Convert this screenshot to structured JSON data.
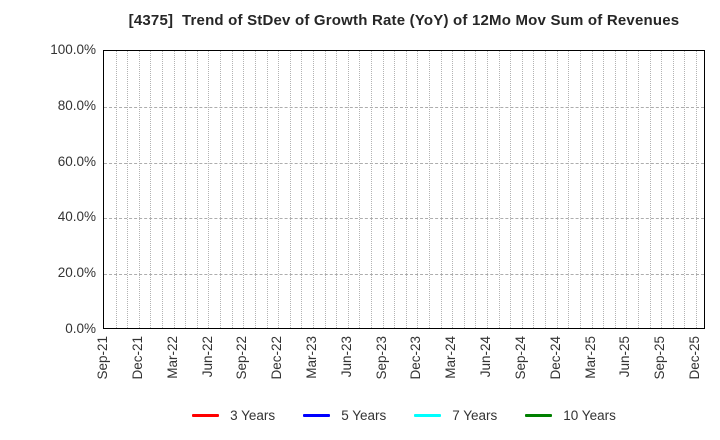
{
  "page": {
    "background": "#ffffff"
  },
  "chart_data": {
    "type": "line",
    "title": "[4375]  Trend of StDev of Growth Rate (YoY) of 12Mo Mov Sum of Revenues",
    "title_color": "#262626",
    "x_tick_labels": [
      "Sep-21",
      "Dec-21",
      "Mar-22",
      "Jun-22",
      "Sep-22",
      "Dec-22",
      "Mar-23",
      "Jun-23",
      "Sep-23",
      "Dec-23",
      "Mar-24",
      "Jun-24",
      "Sep-24",
      "Dec-24",
      "Mar-25",
      "Jun-25",
      "Sep-25",
      "Dec-25"
    ],
    "months_total": 52,
    "months_per_tick": 3,
    "y_tick_labels": [
      "0.0%",
      "20.0%",
      "40.0%",
      "60.0%",
      "80.0%",
      "100.0%"
    ],
    "y_tick_values": [
      0,
      20,
      40,
      60,
      80,
      100
    ],
    "ylim": [
      0,
      100
    ],
    "grid": {
      "visible": true,
      "vertical": "dotted-monthly",
      "horizontal": "dashed-every-20pct",
      "color": "#b3b3b3"
    },
    "axis_color": "#000000",
    "tick_label_color": "#333333",
    "legend_position": "bottom-center",
    "series": [
      {
        "name": "3 Years",
        "color": "#ff0000",
        "values": []
      },
      {
        "name": "5 Years",
        "color": "#0000ff",
        "values": []
      },
      {
        "name": "7 Years",
        "color": "#00ffff",
        "values": []
      },
      {
        "name": "10 Years",
        "color": "#008000",
        "values": []
      }
    ]
  }
}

## The task
Each record must be quoted in full and exactly. Do not include the pictures.

## In response
Convert this screenshot to structured JSON data.
{
  "page": {
    "background": "#ffffff"
  },
  "chart_data": {
    "type": "line",
    "title": "[4375]  Trend of StDev of Growth Rate (YoY) of 12Mo Mov Sum of Revenues",
    "title_color": "#262626",
    "x_tick_labels": [
      "Sep-21",
      "Dec-21",
      "Mar-22",
      "Jun-22",
      "Sep-22",
      "Dec-22",
      "Mar-23",
      "Jun-23",
      "Sep-23",
      "Dec-23",
      "Mar-24",
      "Jun-24",
      "Sep-24",
      "Dec-24",
      "Mar-25",
      "Jun-25",
      "Sep-25",
      "Dec-25"
    ],
    "months_total": 52,
    "months_per_tick": 3,
    "y_tick_labels": [
      "0.0%",
      "20.0%",
      "40.0%",
      "60.0%",
      "80.0%",
      "100.0%"
    ],
    "y_tick_values": [
      0,
      20,
      40,
      60,
      80,
      100
    ],
    "ylim": [
      0,
      100
    ],
    "grid": {
      "visible": true,
      "vertical": "dotted-monthly",
      "horizontal": "dashed-every-20pct",
      "color": "#b3b3b3"
    },
    "axis_color": "#000000",
    "tick_label_color": "#333333",
    "legend_position": "bottom-center",
    "series": [
      {
        "name": "3 Years",
        "color": "#ff0000",
        "values": []
      },
      {
        "name": "5 Years",
        "color": "#0000ff",
        "values": []
      },
      {
        "name": "7 Years",
        "color": "#00ffff",
        "values": []
      },
      {
        "name": "10 Years",
        "color": "#008000",
        "values": []
      }
    ]
  }
}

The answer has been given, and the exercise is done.